>>>

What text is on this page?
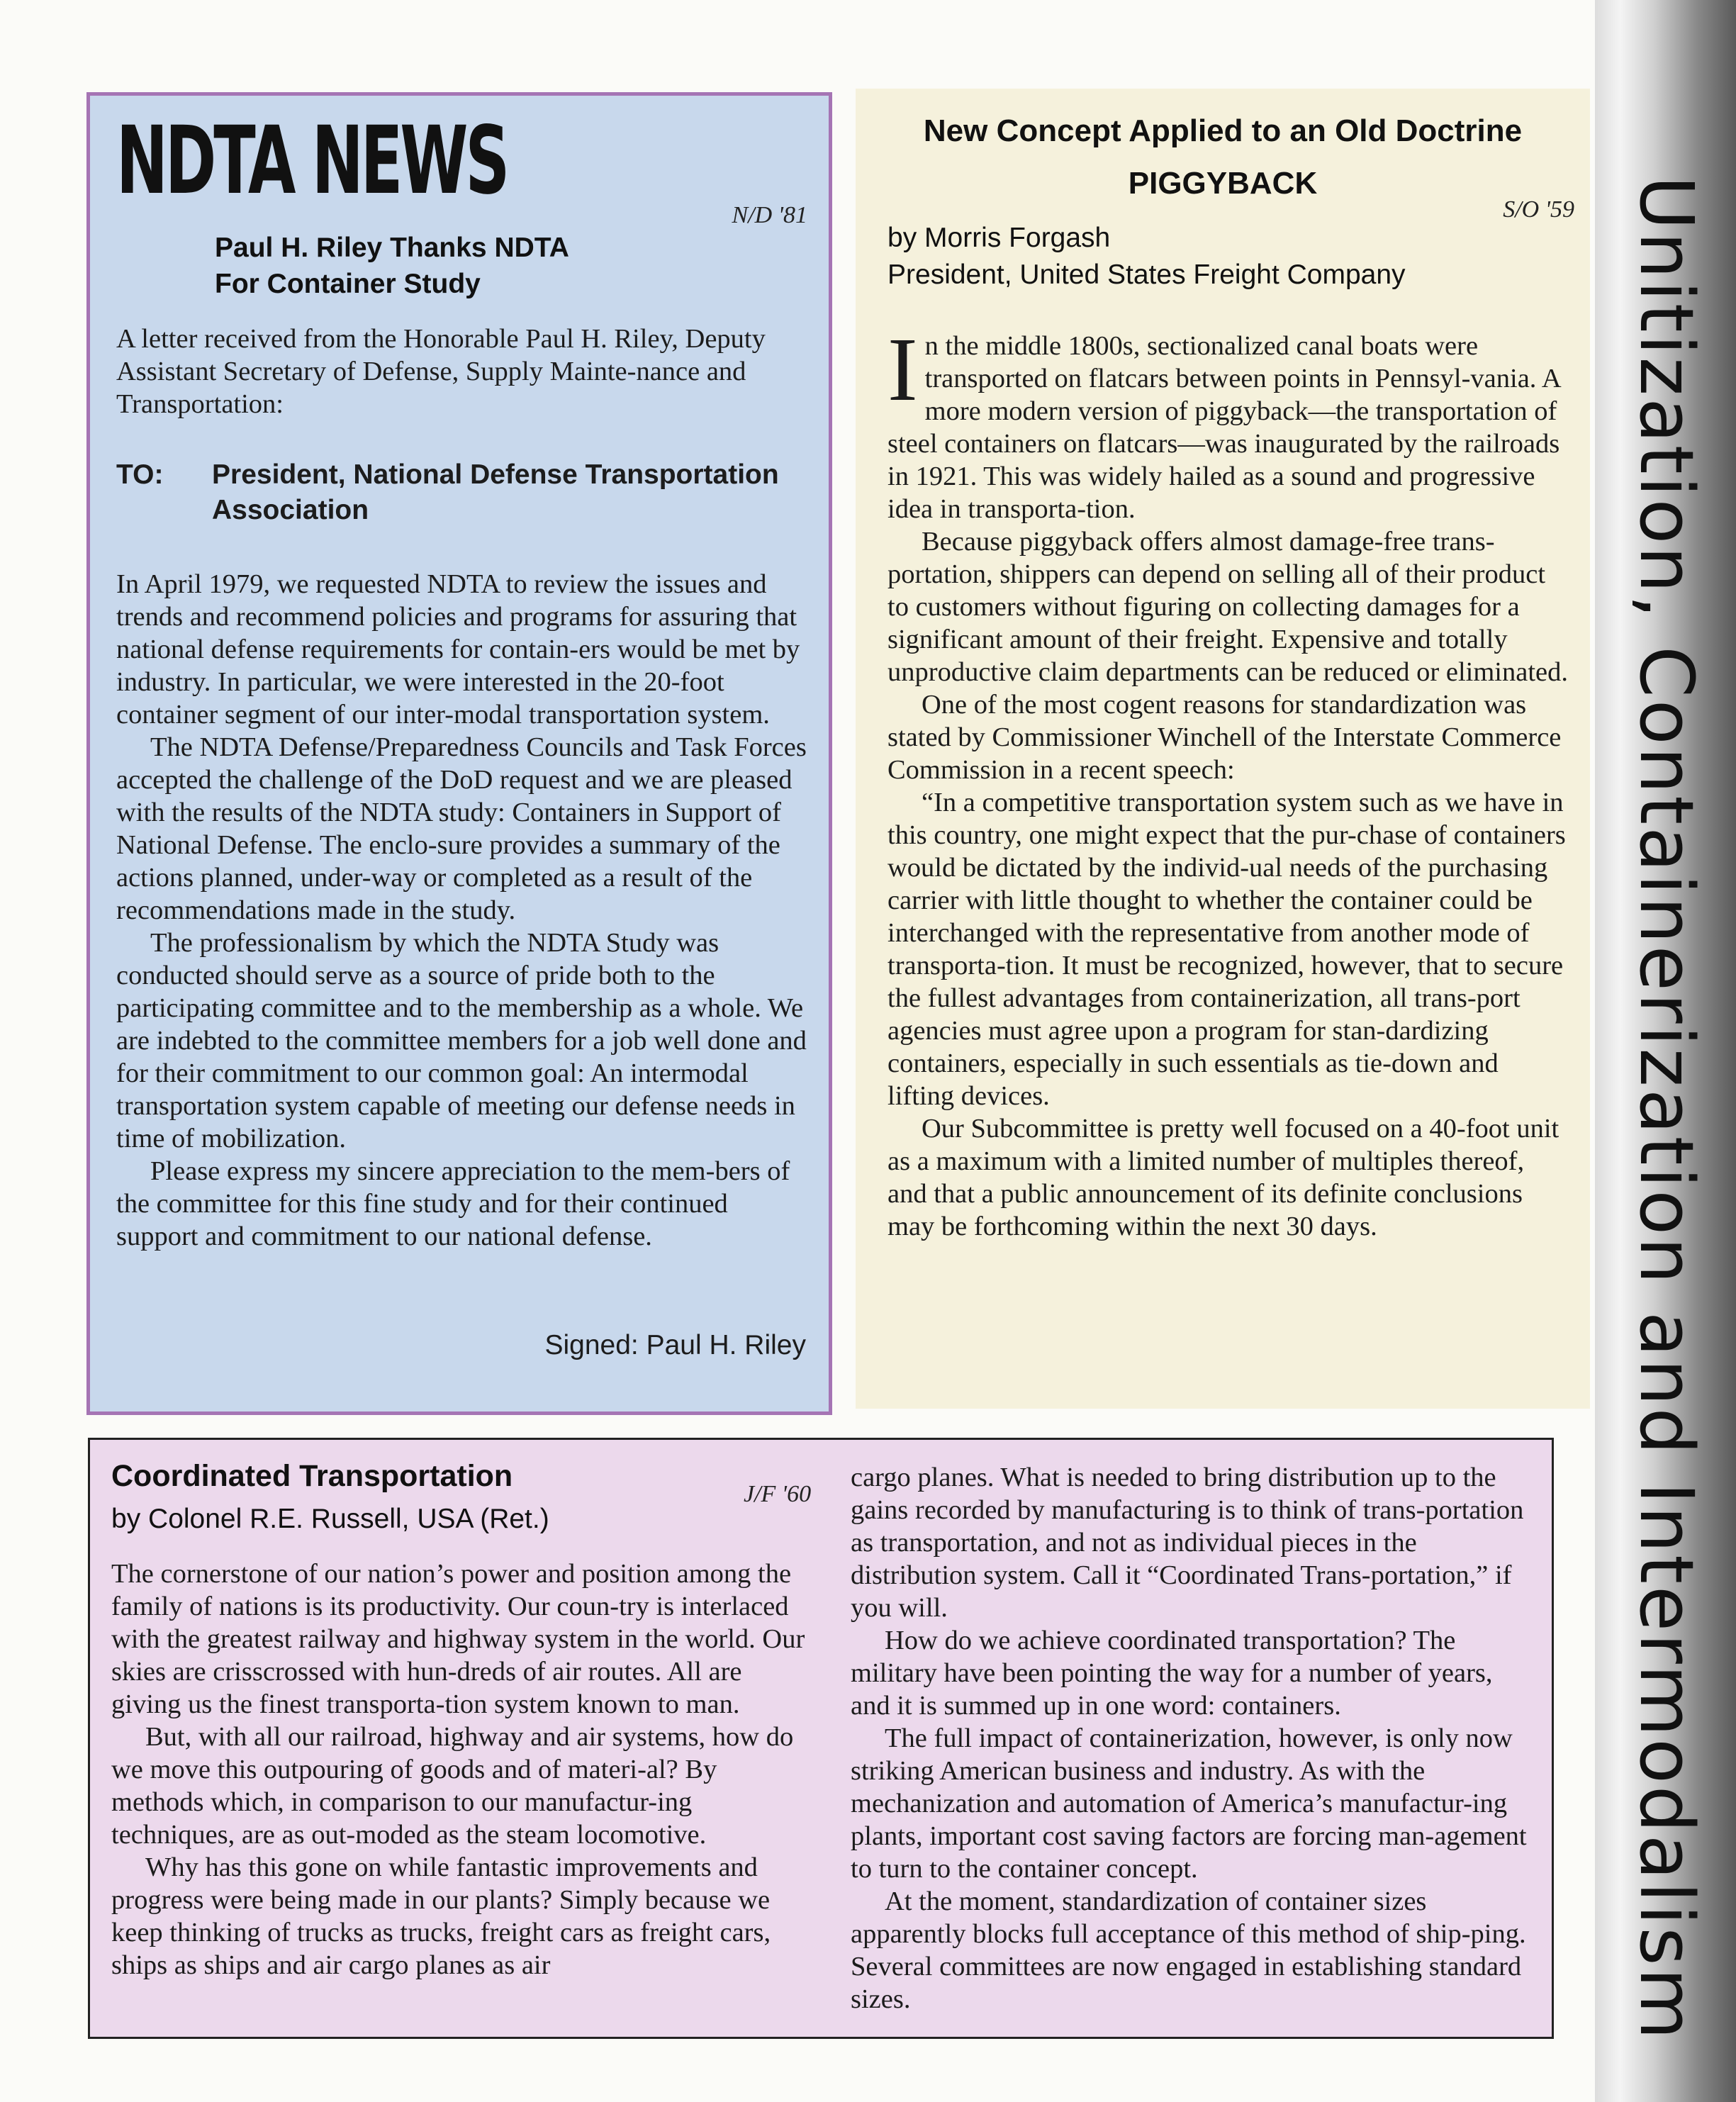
NDTA NEWS	N/D '81
Paul H. Riley Thanks NDTA
For Container Study

A letter received from the Honorable Paul H. Riley, Deputy Assistant Secretary of Defense, Supply Mainte-nance and Transportation:

TO: President, National Defense Transportation Association

In April 1979, we requested NDTA to review the issues and trends and recommend policies and programs for assuring that national defense requirements for contain-ers would be met by industry. In particular, we were interested in the 20-foot container segment of our inter-modal transportation system.

The NDTA Defense/Preparedness Councils and Task Forces accepted the challenge of the DoD request and we are pleased with the results of the NDTA study: Containers in Support of National Defense. The enclo-sure provides a summary of the actions planned, under-way or completed as a result of the recommendations made in the study.

The professionalism by which the NDTA Study was conducted should serve as a source of pride both to the participating committee and to the membership as a whole. We are indebted to the committee members for a job well done and for their commitment to our common goal: An intermodal transportation system capable of meeting our defense needs in time of mobilization.

Please express my sincere appreciation to the mem-bers of the committee for this fine study and for their continued support and commitment to our national defense.

Signed: Paul H. Riley
New Concept Applied to an Old Doctrine
PIGGYBACK
S/O '59
by Morris Forgash
President, United States Freight Company

In the middle 1800s, sectionalized canal boats were transported on flatcars between points in Pennsyl-vania. A more modern version of piggyback—the transportation of steel containers on flatcars—was inaugurated by the railroads in 1921. This was widely hailed as a sound and progressive idea in transporta-tion.

Because piggyback offers almost damage-free trans-portation, shippers can depend on selling all of their product to customers without figuring on collecting damages for a significant amount of their freight. Expensive and totally unproductive claim departments can be reduced or eliminated.

One of the most cogent reasons for standardization was stated by Commissioner Winchell of the Interstate Commerce Commission in a recent speech:

“In a competitive transportation system such as we have in this country, one might expect that the pur-chase of containers would be dictated by the individ-ual needs of the purchasing carrier with little thought to whether the container could be interchanged with the representative from another mode of transporta-tion. It must be recognized, however, that to secure the fullest advantages from containerization, all trans-port agencies must agree upon a program for stan-dardizing containers, especially in such essentials as tie-down and lifting devices.

Our Subcommittee is pretty well focused on a 40-foot unit as a maximum with a limited number of multiples thereof, and that a public announcement of its definite conclusions may be forthcoming within the next 30 days.

Coordinated Transportation
J/F '60
by Colonel R.E. Russell, USA (Ret.)

The cornerstone of our nation’s power and position among the family of nations is its productivity. Our coun-try is interlaced with the greatest railway and highway system in the world. Our skies are crisscrossed with hun-dreds of air routes. All are giving us the finest transporta-tion system known to man.

But, with all our railroad, highway and air systems, how do we move this outpouring of goods and of materi-al? By methods which, in comparison to our manufactur-ing techniques, are as out-moded as the steam locomotive.

Why has this gone on while fantastic improvements and progress were being made in our plants? Simply because we keep thinking of trucks as trucks, freight cars as freight cars, ships as ships and air cargo planes as air

cargo planes. What is needed to bring distribution up to the gains recorded by manufacturing is to think of trans-portation as transportation, and not as individual pieces in the distribution system. Call it “Coordinated Trans-portation,” if you will.

How do we achieve coordinated transportation? The military have been pointing the way for a number of years, and it is summed up in one word: containers.

The full impact of containerization, however, is only now striking American business and industry. As with the mechanization and automation of America’s manufactur-ing plants, important cost saving factors are forcing man-agement to turn to the container concept.

At the moment, standardization of container sizes apparently blocks full acceptance of this method of ship-ping. Several committees are now engaged in establishing standard sizes.	Unitization, Containerization and Intermodalism
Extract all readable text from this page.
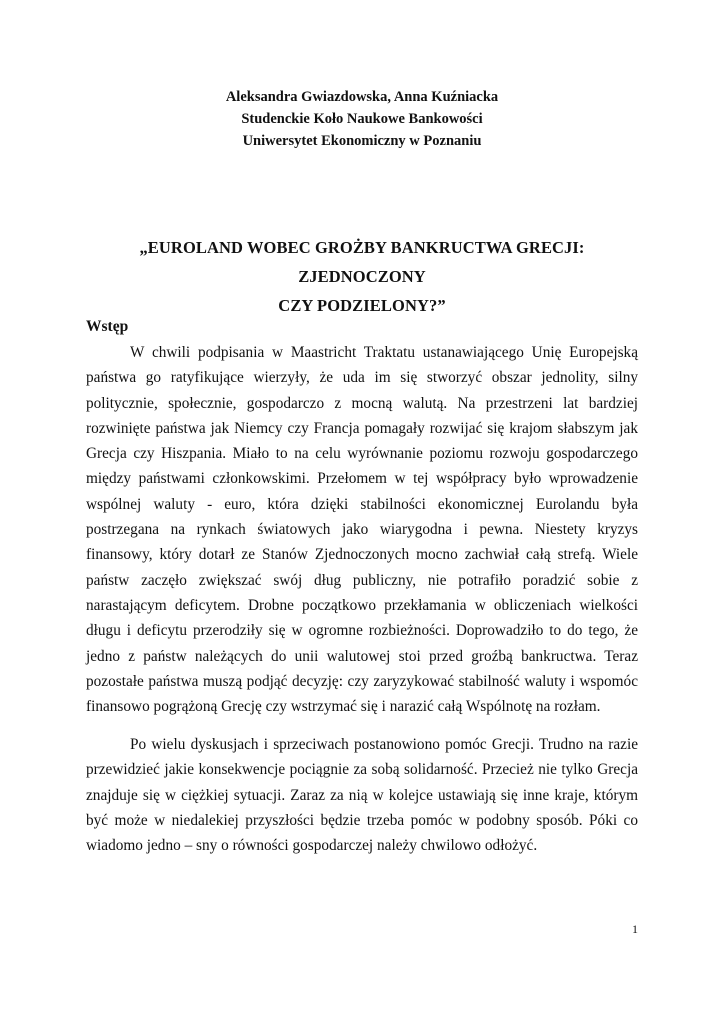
Aleksandra Gwiazdowska, Anna Kuźniacka
Studenckie Koło Naukowe Bankowości
Uniwersytet Ekonomiczny w Poznaniu
„EUROLAND WOBEC GROŻBY BANKRUCTWA GRECJI: ZJEDNOCZONY
CZY PODZIELONY?”
Wstęp

W chwili podpisania w Maastricht Traktatu ustanawiającego Unię Europejską państwa go ratyfikujące wierzyły, że uda im się stworzyć obszar jednolity, silny politycznie, społecznie, gospodarczo z mocną walutą. Na przestrzeni lat bardziej rozwinięte państwa jak Niemcy czy Francja pomagały rozwijać się krajom słabszym jak Grecja czy Hiszpania. Miało to na celu wyrównanie poziomu rozwoju gospodarczego między państwami członkowskimi. Przełomem w tej współpracy było wprowadzenie wspólnej waluty - euro, która dzięki stabilności ekonomicznej Eurolandu była postrzegana na rynkach światowych jako wiarygodna i pewna. Niestety kryzys finansowy, który dotarł ze Stanów Zjednoczonych mocno zachwiał całą strefą. Wiele państw zaczęło zwiększać swój dług publiczny, nie potrafiło poradzić sobie z narastającym deficytem. Drobne początkowo przekłamania w obliczeniach wielkości długu i deficytu przerodziły się w ogromne rozbieżności. Doprowadziło to do tego, że jedno z państw należących do unii walutowej stoi przed groźbą bankructwa. Teraz pozostałe państwa muszą podjąć decyzję: czy zaryzykować stabilność waluty i wspomóc finansowo pogrążoną Grecję czy wstrzymać się i narazić całą Wspólnotę na rozłam.

Po wielu dyskusjach i sprzeciwach postanowiono pomóc Grecji. Trudno na razie przewidzieć jakie konsekwencje pociągnie za sobą solidarność. Przecież nie tylko Grecja znajduje się w ciężkiej sytuacji. Zaraz za nią w kolejce ustawiają się inne kraje, którym być może w niedalekiej przyszłości będzie trzeba pomóc w podobny sposób. Póki co wiadomo jedno – sny o równości gospodarczej należy chwilowo odłożyć.

1
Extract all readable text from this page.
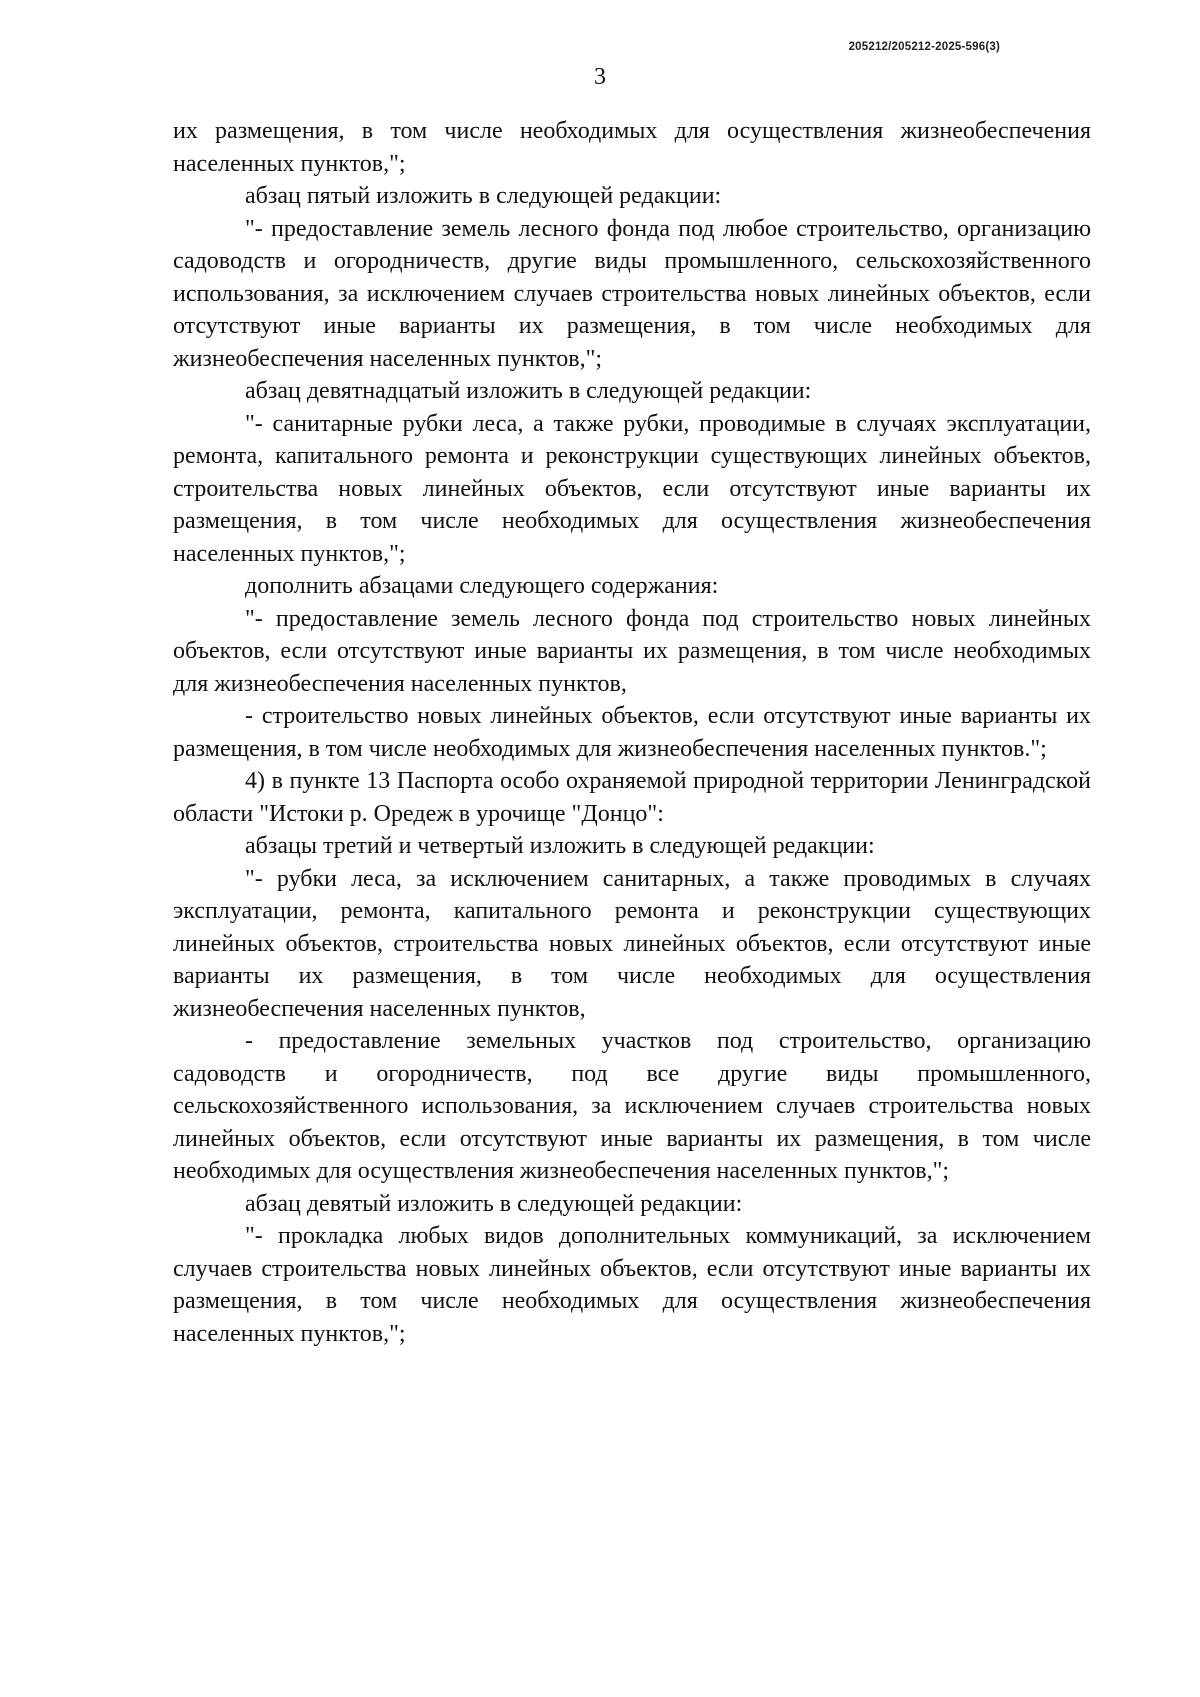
205212/205212-2025-596(3)
3

их размещения, в том числе необходимых для осуществления жизнеобеспечения населенных пунктов,";

абзац пятый изложить в следующей редакции:

"- предоставление земель лесного фонда под любое строительство, организацию садоводств и огородничеств, другие виды промышленного, сельскохозяйственного использования, за исключением случаев строительства новых линейных объектов, если отсутствуют иные варианты их размещения, в том числе необходимых для жизнеобеспечения населенных пунктов,";

абзац девятнадцатый изложить в следующей редакции:

"- санитарные рубки леса, а также рубки, проводимые в случаях эксплуатации, ремонта, капитального ремонта и реконструкции существующих линейных объектов, строительства новых линейных объектов, если отсутствуют иные варианты их размещения, в том числе необходимых для осуществления жизнеобеспечения населенных пунктов,";

дополнить абзацами следующего содержания:

"- предоставление земель лесного фонда под строительство новых линейных объектов, если отсутствуют иные варианты их размещения, в том числе необходимых для жизнеобеспечения населенных пунктов,

- строительство новых линейных объектов, если отсутствуют иные варианты их размещения, в том числе необходимых для жизнеобеспечения населенных пунктов.";

4) в пункте 13 Паспорта особо охраняемой природной территории Ленинградской области "Истоки р. Оредеж в урочище "Донцо":

абзацы третий и четвертый изложить в следующей редакции:

"- рубки леса, за исключением санитарных, а также проводимых в случаях эксплуатации, ремонта, капитального ремонта и реконструкции существующих линейных объектов, строительства новых линейных объектов, если отсутствуют иные варианты их размещения, в том числе необходимых для осуществления жизнеобеспечения населенных пунктов,

- предоставление земельных участков под строительство, организацию садоводств и огородничеств, под все другие виды промышленного, сельскохозяйственного использования, за исключением случаев строительства новых линейных объектов, если отсутствуют иные варианты их размещения, в том числе необходимых для осуществления жизнеобеспечения населенных пунктов,";

абзац девятый изложить в следующей редакции:

"- прокладка любых видов дополнительных коммуникаций, за исключением случаев строительства новых линейных объектов, если отсутствуют иные варианты их размещения, в том числе необходимых для осуществления жизнеобеспечения населенных пунктов,";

<<<

■ **TASK GOAL**
Locate all lines in the listing above with the word "President". Copy them.

■ **EXERCISE RESPONSE**
TO: President, National Defense Transportation Association
President, United States Freight Company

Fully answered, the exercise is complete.